● **Directive**: Please set out the records as a Markdown table with two columns, No. and Text, starting with the line that contains "x-tick-label: 2 <box>174 433 182 447</box>" and going on through the line that contains "x-tick-label: 12 <box>546 433 561 447</box>". Number each line in No., put the line itself in Text, and leave out any blank lines.

● **Records**:
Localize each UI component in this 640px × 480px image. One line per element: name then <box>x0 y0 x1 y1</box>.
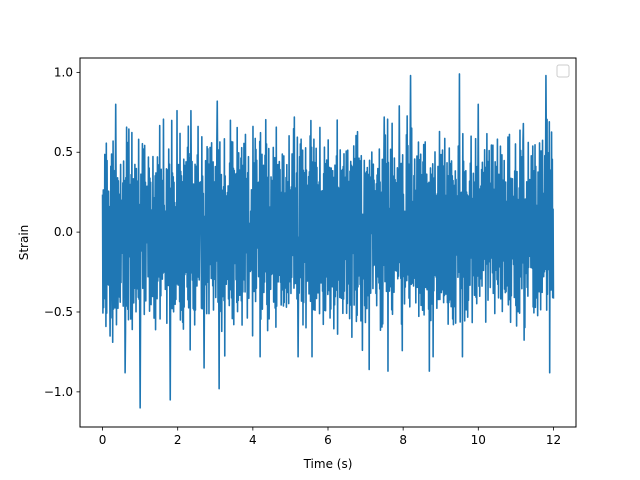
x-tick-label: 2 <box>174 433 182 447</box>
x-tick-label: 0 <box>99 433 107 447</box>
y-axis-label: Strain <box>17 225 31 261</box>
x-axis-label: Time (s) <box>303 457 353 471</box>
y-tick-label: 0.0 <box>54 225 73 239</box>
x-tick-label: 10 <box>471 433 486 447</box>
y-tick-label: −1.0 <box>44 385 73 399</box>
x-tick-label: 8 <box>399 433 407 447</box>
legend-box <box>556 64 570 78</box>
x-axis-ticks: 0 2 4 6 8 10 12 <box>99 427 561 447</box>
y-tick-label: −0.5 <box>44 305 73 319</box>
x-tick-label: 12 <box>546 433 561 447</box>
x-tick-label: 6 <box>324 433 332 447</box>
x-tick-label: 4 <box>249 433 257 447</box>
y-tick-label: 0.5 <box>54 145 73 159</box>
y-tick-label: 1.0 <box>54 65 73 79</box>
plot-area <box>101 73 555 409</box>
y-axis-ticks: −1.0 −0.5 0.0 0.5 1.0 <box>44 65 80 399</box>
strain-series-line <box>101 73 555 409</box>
---
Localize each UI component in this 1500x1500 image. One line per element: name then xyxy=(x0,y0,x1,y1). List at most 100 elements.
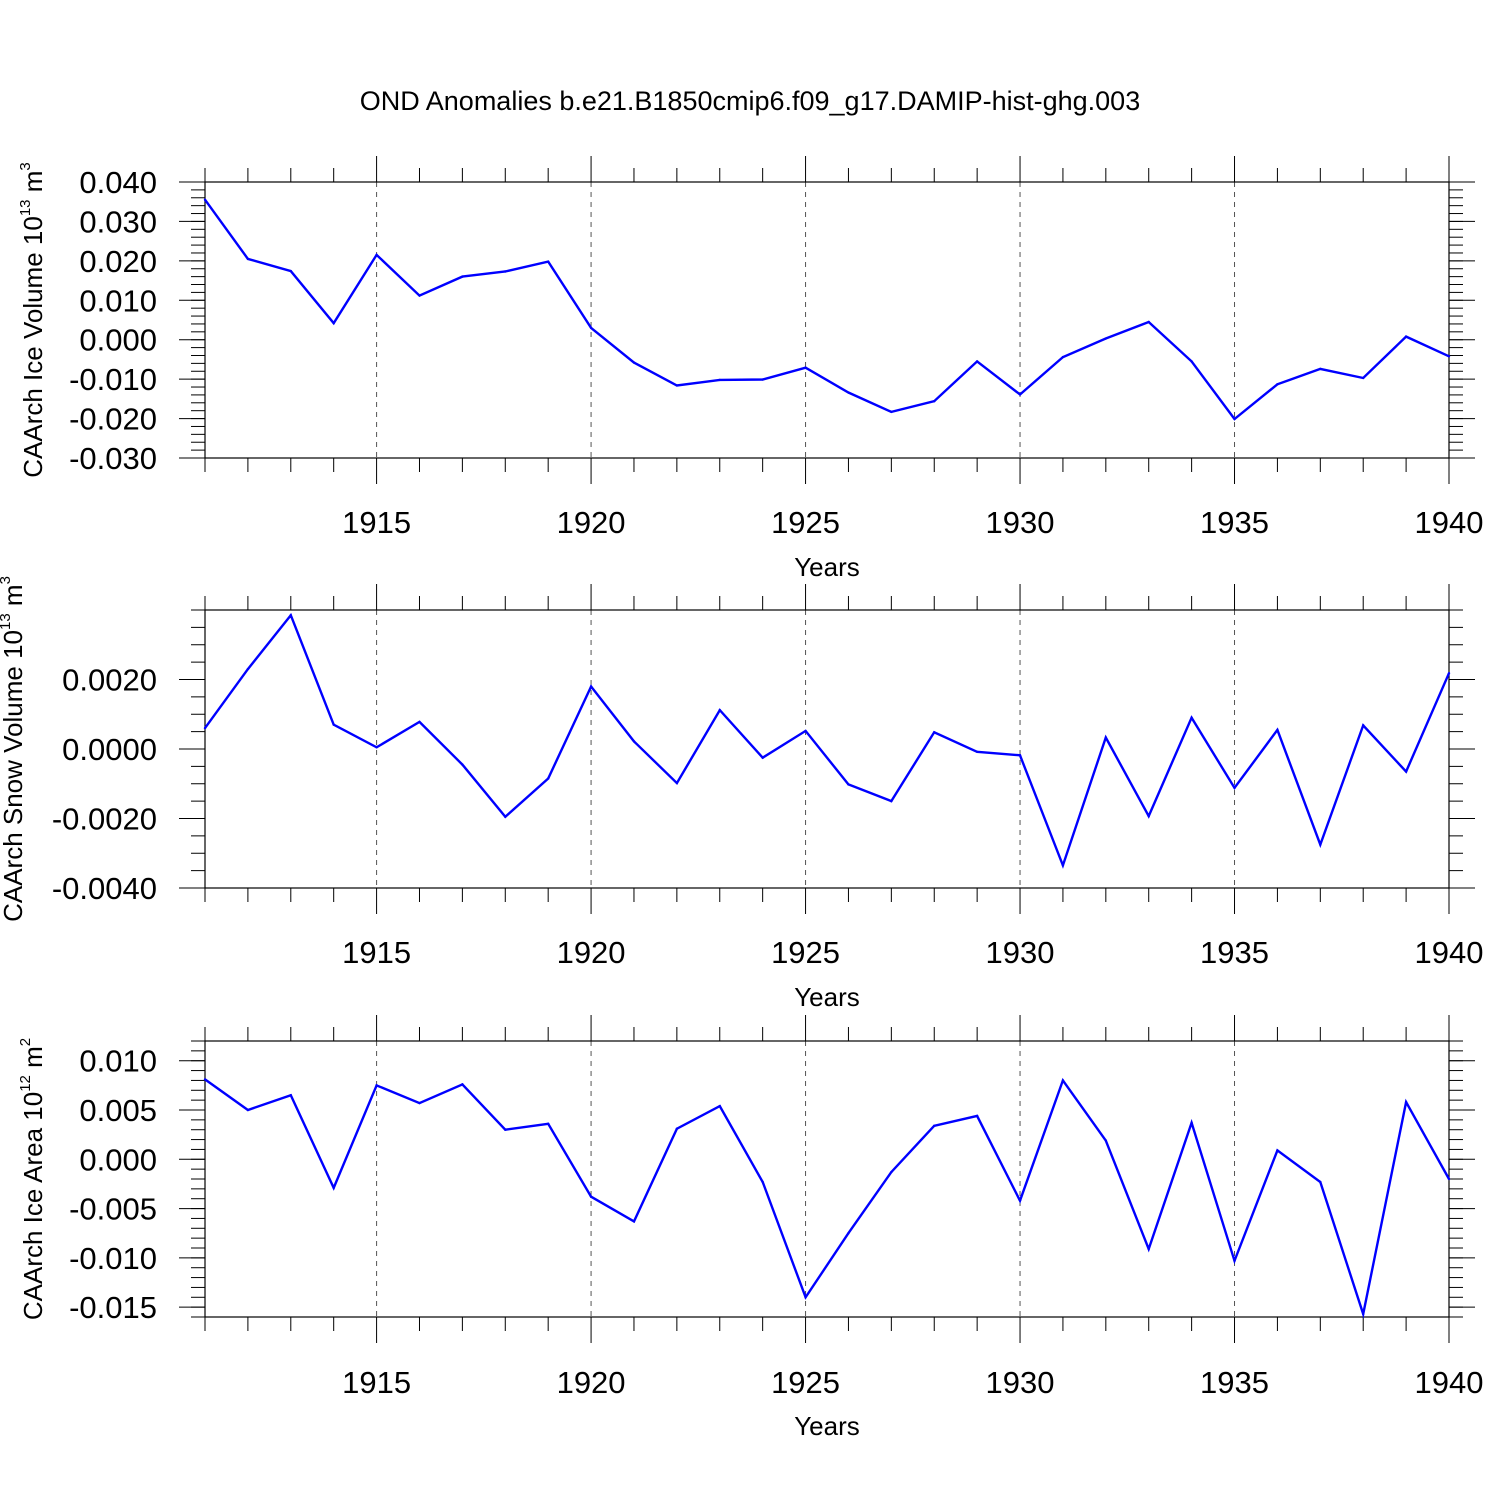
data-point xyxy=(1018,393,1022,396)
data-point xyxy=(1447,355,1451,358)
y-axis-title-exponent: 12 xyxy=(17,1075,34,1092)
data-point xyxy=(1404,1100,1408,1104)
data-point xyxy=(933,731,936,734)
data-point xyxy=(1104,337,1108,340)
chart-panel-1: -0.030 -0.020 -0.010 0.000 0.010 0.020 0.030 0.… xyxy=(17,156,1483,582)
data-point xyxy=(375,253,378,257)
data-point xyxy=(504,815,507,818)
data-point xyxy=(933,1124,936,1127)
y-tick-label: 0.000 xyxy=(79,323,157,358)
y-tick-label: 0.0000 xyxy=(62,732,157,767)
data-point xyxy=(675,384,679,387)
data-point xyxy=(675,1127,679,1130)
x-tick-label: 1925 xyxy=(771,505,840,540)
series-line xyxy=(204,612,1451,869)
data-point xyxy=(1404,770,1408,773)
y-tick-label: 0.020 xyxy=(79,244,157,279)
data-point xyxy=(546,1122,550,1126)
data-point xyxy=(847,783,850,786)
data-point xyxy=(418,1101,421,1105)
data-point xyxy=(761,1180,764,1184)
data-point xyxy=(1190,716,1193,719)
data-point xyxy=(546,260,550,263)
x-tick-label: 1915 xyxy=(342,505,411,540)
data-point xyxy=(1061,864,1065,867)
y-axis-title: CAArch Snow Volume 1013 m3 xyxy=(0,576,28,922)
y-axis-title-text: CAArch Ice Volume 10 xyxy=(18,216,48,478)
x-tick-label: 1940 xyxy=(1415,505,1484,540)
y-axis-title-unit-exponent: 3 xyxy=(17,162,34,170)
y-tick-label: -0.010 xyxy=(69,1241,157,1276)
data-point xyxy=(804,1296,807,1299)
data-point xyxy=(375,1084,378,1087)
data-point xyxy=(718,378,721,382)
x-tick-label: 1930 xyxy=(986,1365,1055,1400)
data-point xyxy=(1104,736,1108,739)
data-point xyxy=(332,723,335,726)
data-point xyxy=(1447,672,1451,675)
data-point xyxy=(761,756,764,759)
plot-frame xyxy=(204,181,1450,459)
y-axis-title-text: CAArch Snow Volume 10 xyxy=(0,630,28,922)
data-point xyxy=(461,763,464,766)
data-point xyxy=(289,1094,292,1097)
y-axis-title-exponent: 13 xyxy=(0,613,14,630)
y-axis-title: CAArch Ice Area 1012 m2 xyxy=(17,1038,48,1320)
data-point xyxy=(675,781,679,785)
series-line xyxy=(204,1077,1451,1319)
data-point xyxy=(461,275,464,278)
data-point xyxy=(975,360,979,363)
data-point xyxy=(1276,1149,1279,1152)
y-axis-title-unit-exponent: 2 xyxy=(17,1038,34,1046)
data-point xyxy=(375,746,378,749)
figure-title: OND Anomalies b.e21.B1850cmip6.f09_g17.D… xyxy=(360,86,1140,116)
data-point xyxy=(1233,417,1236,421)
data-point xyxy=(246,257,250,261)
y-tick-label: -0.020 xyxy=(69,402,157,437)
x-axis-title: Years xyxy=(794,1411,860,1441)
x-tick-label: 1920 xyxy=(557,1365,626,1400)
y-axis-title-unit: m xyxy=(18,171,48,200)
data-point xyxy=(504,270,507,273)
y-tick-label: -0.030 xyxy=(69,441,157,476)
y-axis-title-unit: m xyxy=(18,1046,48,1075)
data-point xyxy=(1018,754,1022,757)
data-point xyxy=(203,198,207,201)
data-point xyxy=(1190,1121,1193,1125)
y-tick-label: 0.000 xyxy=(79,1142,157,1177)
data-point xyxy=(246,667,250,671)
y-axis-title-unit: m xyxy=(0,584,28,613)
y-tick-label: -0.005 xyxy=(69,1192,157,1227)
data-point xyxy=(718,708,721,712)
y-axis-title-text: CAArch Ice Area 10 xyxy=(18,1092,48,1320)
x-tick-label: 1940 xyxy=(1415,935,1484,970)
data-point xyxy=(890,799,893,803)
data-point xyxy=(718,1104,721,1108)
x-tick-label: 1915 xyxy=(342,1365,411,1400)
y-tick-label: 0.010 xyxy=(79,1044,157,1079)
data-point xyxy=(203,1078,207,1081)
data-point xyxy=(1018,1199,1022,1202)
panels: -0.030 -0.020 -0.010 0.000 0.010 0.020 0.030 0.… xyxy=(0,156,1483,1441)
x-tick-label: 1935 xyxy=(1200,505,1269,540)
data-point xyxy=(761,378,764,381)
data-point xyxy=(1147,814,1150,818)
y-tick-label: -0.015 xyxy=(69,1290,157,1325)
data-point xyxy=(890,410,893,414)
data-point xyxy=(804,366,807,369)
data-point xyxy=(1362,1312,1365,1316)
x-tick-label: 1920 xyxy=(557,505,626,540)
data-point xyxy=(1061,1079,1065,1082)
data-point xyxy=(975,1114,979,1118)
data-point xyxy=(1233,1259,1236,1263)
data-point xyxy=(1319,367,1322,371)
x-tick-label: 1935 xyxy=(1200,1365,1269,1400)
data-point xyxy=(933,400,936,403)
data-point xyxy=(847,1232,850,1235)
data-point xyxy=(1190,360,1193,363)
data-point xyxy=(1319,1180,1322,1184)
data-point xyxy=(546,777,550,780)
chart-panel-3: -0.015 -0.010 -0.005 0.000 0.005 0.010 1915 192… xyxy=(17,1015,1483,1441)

● **Solution**:
| No. | Text |
|---|---|
| 1 | x-tick-label: 2 <box>174 433 182 447</box> |
| 2 | x-tick-label: 0 <box>99 433 107 447</box> |
| 3 | y-axis-label: Strain <box>17 225 31 261</box> |
| 4 | x-axis-label: Time (s) <box>303 457 353 471</box> |
| 5 | y-tick-label: 0.0 <box>54 225 73 239</box> |
| 6 | x-tick-label: 10 <box>471 433 486 447</box> |
| 7 | y-tick-label: −1.0 <box>44 385 73 399</box> |
| 8 | x-tick-label: 8 <box>399 433 407 447</box> |
| 9 | legend-box <box>556 64 570 78</box> |
| 10 | x-axis-ticks: 0 2 4 6 8 10 12 <box>99 427 561 447</box> |
| 11 | y-tick-label: −0.5 <box>44 305 73 319</box> |
| 12 | x-tick-label: 12 <box>546 433 561 447</box> |